■ **WHAT THE TASK ASKS**
Quote the listing below in full and exactly as written, but omit every picture.

----- STORED DATA

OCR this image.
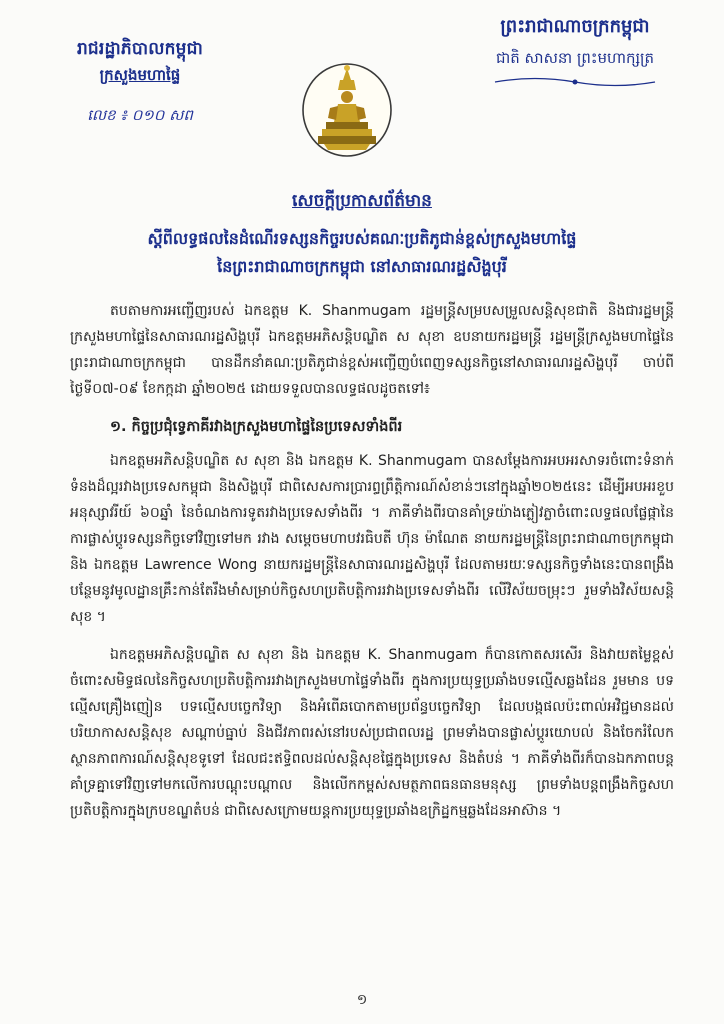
រាជរដ្ឋាភិបាលកម្ពុជា
ក្រសួងមហាផ្ទៃ
លេខ ៖ ០១០ សព
ព្រះរាជាណាចក្រកម្ពុជា
ជាតិ សាសនា ព្រះមហាក្សត្រ
សេចក្តីប្រកាសព័ត៌មាន
ស្តីពីលទ្ធផលនៃដំណើរទស្សនកិច្ចរបស់គណៈប្រតិភូជាន់ខ្ពស់ក្រសួងមហាផ្ទៃ
នៃព្រះរាជាណាចក្រកម្ពុជា នៅសាធារណរដ្ឋសិង្ហបុរី

តបតាមការអញ្ជើញរបស់ ឯកឧត្តម K. Shanmugam រដ្ឋមន្ត្រីសម្របសម្រួលសន្តិសុខជាតិ និងជារដ្ឋមន្ត្រីក្រសួងមហាផ្ទៃនៃសាធារណរដ្ឋសិង្ហបុរី ឯកឧត្តមអភិសន្តិបណ្ឌិត ស សុខា ឧបនាយករដ្ឋមន្ត្រី រដ្ឋមន្ត្រីក្រសួងមហាផ្ទៃនៃព្រះរាជាណាចក្រកម្ពុជា បានដឹកនាំគណៈប្រតិភូជាន់ខ្ពស់អញ្ជើញបំពេញទស្សនកិច្ចនៅសាធារណរដ្ឋសិង្ហបុរី ចាប់ពីថ្ងៃទី០៧-០៩ ខែកក្កដា ឆ្នាំ២០២៥ ដោយទទួលបានលទ្ធផលដូចតទៅ៖

១. កិច្ចប្រជុំទ្វេភាគីរវាងក្រសួងមហាផ្ទៃនៃប្រទេសទាំងពីរ

ឯកឧត្តមអភិសន្តិបណ្ឌិត ស សុខា និង ឯកឧត្តម K. Shanmugam បានសម្តែងការអបអរសាទរចំពោះទំនាក់ទំនងដ៏ល្អរវាងប្រទេសកម្ពុជា និងសិង្ហបុរី ជាពិសេសការប្រារព្ធព្រឹត្តិការណ៍សំខាន់ៗនៅក្នុងឆ្នាំ២០២៥នេះ ដើម្បីអបអរខួបអនុស្សាវរីយ៍ ៦០ឆ្នាំ នៃចំណងការទូតរវាងប្រទេសទាំងពីរ ។ ភាគីទាំងពីរបានគាំទ្រយ៉ាងភ្លៀវភ្លាចំពោះលទ្ធផលផ្លែផ្កានៃការផ្លាស់ប្តូរទស្សនកិច្ចទៅវិញទៅមក រវាង សម្តេចមហាបវរធិបតី ហ៊ុន ម៉ាណែត នាយករដ្ឋមន្ត្រីនៃព្រះរាជាណាចក្រកម្ពុជា និង ឯកឧត្តម Lawrence Wong នាយករដ្ឋមន្ត្រីនៃសាធារណរដ្ឋសិង្ហបុរី ដែលតាមរយៈទស្សនកិច្ចទាំងនេះបានពង្រឹងបន្ថែមនូវមូលដ្ឋានគ្រឹះកាន់តែរឹងមាំសម្រាប់កិច្ចសហប្រតិបត្តិការរវាងប្រទេសទាំងពីរ លើវិស័យចម្រុះៗ រួមទាំងវិស័យសន្តិសុខ ។

ឯកឧត្តមអភិសន្តិបណ្ឌិត ស សុខា និង ឯកឧត្តម K. Shanmugam ក៏បានកោតសរសើរ និងវាយតម្លៃខ្ពស់ចំពោះសមិទ្ធផលនៃកិច្ចសហប្រតិបត្តិការរវាងក្រសួងមហាផ្ទៃទាំងពីរ ក្នុងការប្រយុទ្ធប្រឆាំងបទល្មើសឆ្លងដែន រួមមាន បទល្មើសគ្រឿងញៀន បទល្មើសបច្ចេកវិទ្យា និងអំពើឆបោកតាមប្រព័ន្ធបច្ចេកវិទ្យា ដែលបង្កផលប៉ះពាល់អវិជ្ជមានដល់បរិយាកាសសន្តិសុខ សណ្តាប់ធ្នាប់ និងជីវភាពរស់នៅរបស់ប្រជាពលរដ្ឋ ព្រមទាំងបានផ្លាស់ប្តូរយោបល់ និងចែករំលែកស្ថានភាពការណ៍សន្តិសុខទូទៅ ដែលជះឥទ្ធិពលដល់សន្តិសុខផ្ទៃក្នុងប្រទេស និងតំបន់ ។ ភាគីទាំងពីរក៏បានឯកភាពបន្តគាំទ្រគ្នាទៅវិញទៅមកលើការបណ្តុះបណ្តាល និងលើកកម្ពស់សមត្ថភាពធនធានមនុស្ស ព្រមទាំងបន្តពង្រឹងកិច្ចសហប្រតិបត្តិការក្នុងក្របខណ្ឌតំបន់ ជាពិសេសក្រោមយន្តការប្រយុទ្ធប្រឆាំងឧក្រិដ្ឋកម្មឆ្លងដែនអាស៊ាន ។

១
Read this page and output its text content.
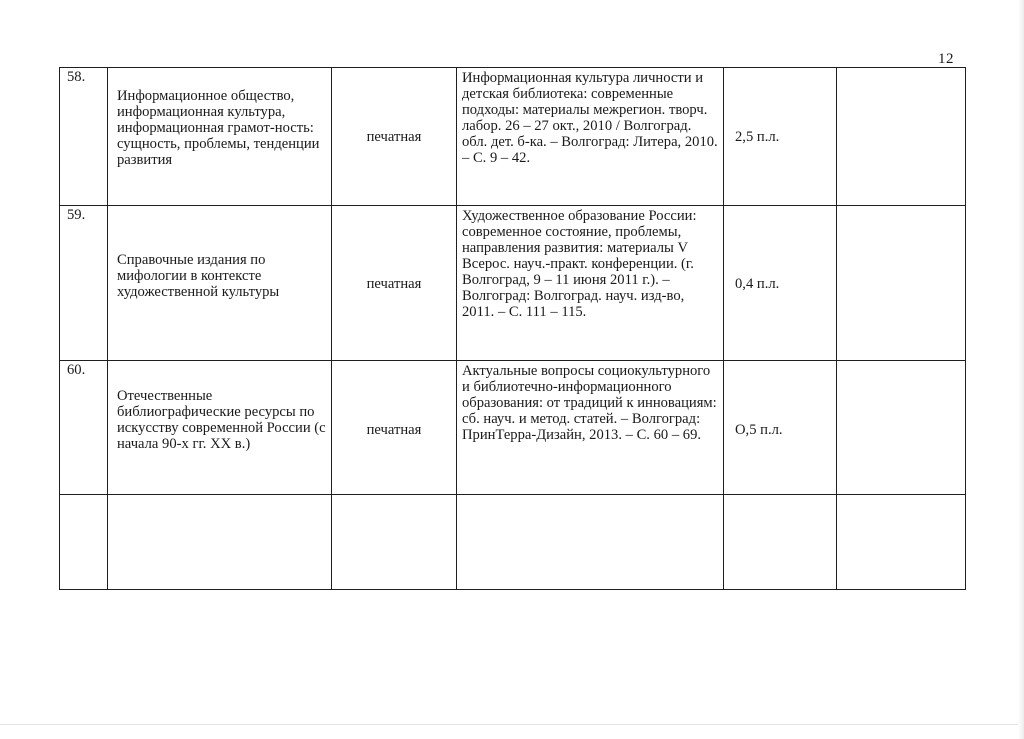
12
58.	Информационное общество, информационная культура, информационная грамот-ность: сущность, проблемы, тенденции развития	печатная	Информационная культура личности и детская библиотека: современные подходы: материалы межрегион. творч. лабор. 26 – 27 окт., 2010 / Волгоград. обл. дет. б-ка. – Волгоград: Литера, 2010. – С. 9 – 42.	2,5 п.л.	

59.	Справочные издания по мифологии в контексте художественной культуры	печатная	Художественное образование России: современное состояние, проблемы, направления развития: материалы V Всерос. науч.-практ. конференции. (г. Волгоград, 9 – 11 июня 2011 г.). – Волгоград: Волгоград. науч. изд-во, 2011. – С. 111 – 115.	0,4 п.л.	

60.	Отечественные библиографические ресурсы по искусству современной России (с начала 90-х гг. XX в.)	печатная	Актуальные вопросы социокультурного и библиотечно-информационного образования: от традиций к инновациям: сб. науч. и метод. статей. – Волгоград: ПринТерра-Дизайн, 2013. – С. 60 – 69.	О,5 п.л.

----------

■ **THE ANSWER**
OCR this image.
រាជរដ្ឋាភិបាលកម្ពុជា
ក្រសួងមហាផ្ទៃ
លេខ ៖ ០១០ សព
ព្រះរាជាណាចក្រកម្ពុជា
ជាតិ សាសនា ព្រះមហាក្សត្រ
សេចក្តីប្រកាសព័ត៌មាន
ស្តីពីលទ្ធផលនៃដំណើរទស្សនកិច្ចរបស់គណៈប្រតិភូជាន់ខ្ពស់ក្រសួងមហាផ្ទៃ
នៃព្រះរាជាណាចក្រកម្ពុជា នៅសាធារណរដ្ឋសិង្ហបុរី

តបតាមការអញ្ជើញរបស់ ឯកឧត្តម K. Shanmugam រដ្ឋមន្ត្រីសម្របសម្រួលសន្តិសុខជាតិ និងជារដ្ឋមន្ត្រីក្រសួងមហាផ្ទៃនៃសាធារណរដ្ឋសិង្ហបុរី ឯកឧត្តមអភិសន្តិបណ្ឌិត ស សុខា ឧបនាយករដ្ឋមន្ត្រី រដ្ឋមន្ត្រីក្រសួងមហាផ្ទៃនៃព្រះរាជាណាចក្រកម្ពុជា បានដឹកនាំគណៈប្រតិភូជាន់ខ្ពស់អញ្ជើញបំពេញទស្សនកិច្ចនៅសាធារណរដ្ឋសិង្ហបុរី ចាប់ពីថ្ងៃទី០៧-០៩ ខែកក្កដា ឆ្នាំ២០២៥ ដោយទទួលបានលទ្ធផលដូចតទៅ៖

១. កិច្ចប្រជុំទ្វេភាគីរវាងក្រសួងមហាផ្ទៃនៃប្រទេសទាំងពីរ

ឯកឧត្តមអភិសន្តិបណ្ឌិត ស សុខា និង ឯកឧត្តម K. Shanmugam បានសម្តែងការអបអរសាទរចំពោះទំនាក់ទំនងដ៏ល្អរវាងប្រទេសកម្ពុជា និងសិង្ហបុរី ជាពិសេសការប្រារព្ធព្រឹត្តិការណ៍សំខាន់ៗនៅក្នុងឆ្នាំ២០២៥នេះ ដើម្បីអបអរខួបអនុស្សាវរីយ៍ ៦០ឆ្នាំ នៃចំណងការទូតរវាងប្រទេសទាំងពីរ ។ ភាគីទាំងពីរបានគាំទ្រយ៉ាងភ្លៀវភ្លាចំពោះលទ្ធផលផ្លែផ្កានៃការផ្លាស់ប្តូរទស្សនកិច្ចទៅវិញទៅមក រវាង សម្តេចមហាបវរធិបតី ហ៊ុន ម៉ាណែត នាយករដ្ឋមន្ត្រីនៃព្រះរាជាណាចក្រកម្ពុជា និង ឯកឧត្តម Lawrence Wong នាយករដ្ឋមន្ត្រីនៃសាធារណរដ្ឋសិង្ហបុរី ដែលតាមរយៈទស្សនកិច្ចទាំងនេះបានពង្រឹងបន្ថែមនូវមូលដ្ឋានគ្រឹះកាន់តែរឹងមាំសម្រាប់កិច្ចសហប្រតិបត្តិការរវាងប្រទេសទាំងពីរ លើវិស័យចម្រុះៗ រួមទាំងវិស័យសន្តិសុខ ។

ឯកឧត្តមអភិសន្តិបណ្ឌិត ស សុខា និង ឯកឧត្តម K. Shanmugam ក៏បានកោតសរសើរ និងវាយតម្លៃខ្ពស់ចំពោះសមិទ្ធផលនៃកិច្ចសហប្រតិបត្តិការរវាងក្រសួងមហាផ្ទៃទាំងពីរ ក្នុងការប្រយុទ្ធប្រឆាំងបទល្មើសឆ្លងដែន រួមមាន បទល្មើសគ្រឿងញៀន បទល្មើសបច្ចេកវិទ្យា និងអំពើឆបោកតាមប្រព័ន្ធបច្ចេកវិទ្យា ដែលបង្កផលប៉ះពាល់អវិជ្ជមានដល់បរិយាកាសសន្តិសុខ សណ្តាប់ធ្នាប់ និងជីវភាពរស់នៅរបស់ប្រជាពលរដ្ឋ ព្រមទាំងបានផ្លាស់ប្តូរយោបល់ និងចែករំលែកស្ថានភាពការណ៍សន្តិសុខទូទៅ ដែលជះឥទ្ធិពលដល់សន្តិសុខផ្ទៃក្នុងប្រទេស និងតំបន់ ។ ភាគីទាំងពីរក៏បានឯកភាពបន្តគាំទ្រគ្នាទៅវិញទៅមកលើការបណ្តុះបណ្តាល និងលើកកម្ពស់សមត្ថភាពធនធានមនុស្ស ព្រមទាំងបន្តពង្រឹងកិច្ចសហប្រតិបត្តិការក្នុងក្របខណ្ឌតំបន់ ជាពិសេសក្រោមយន្តការប្រយុទ្ធប្រឆាំងឧក្រិដ្ឋកម្មឆ្លងដែនអាស៊ាន ។

១
Read this page and output its text content.
12
58.	Информационное общество, информационная культура, информационная грамот-ность: сущность, проблемы, тенденции развития	печатная	Информационная культура личности и детская библиотека: современные подходы: материалы межрегион. творч. лабор. 26 – 27 окт., 2010 / Волгоград. обл. дет. б-ка. – Волгоград: Литера, 2010. – С. 9 – 42.	2,5 п.л.	

59.	Справочные издания по мифологии в контексте художественной культуры	печатная	Художественное образование России: современное состояние, проблемы, направления развития: материалы V Всерос. науч.-практ. конференции. (г. Волгоград, 9 – 11 июня 2011 г.). – Волгоград: Волгоград. науч. изд-во, 2011. – С. 111 – 115.	0,4 п.л.	

60.	Отечественные библиографические ресурсы по искусству современной России (с начала 90-х гг. XX в.)	печатная	Актуальные вопросы социокультурного и библиотечно-информационного образования: от традиций к инновациям: сб. науч. и метод. статей. – Волгоград: ПринТерра-Дизайн, 2013. – С. 60 – 69.	О,5 п.л.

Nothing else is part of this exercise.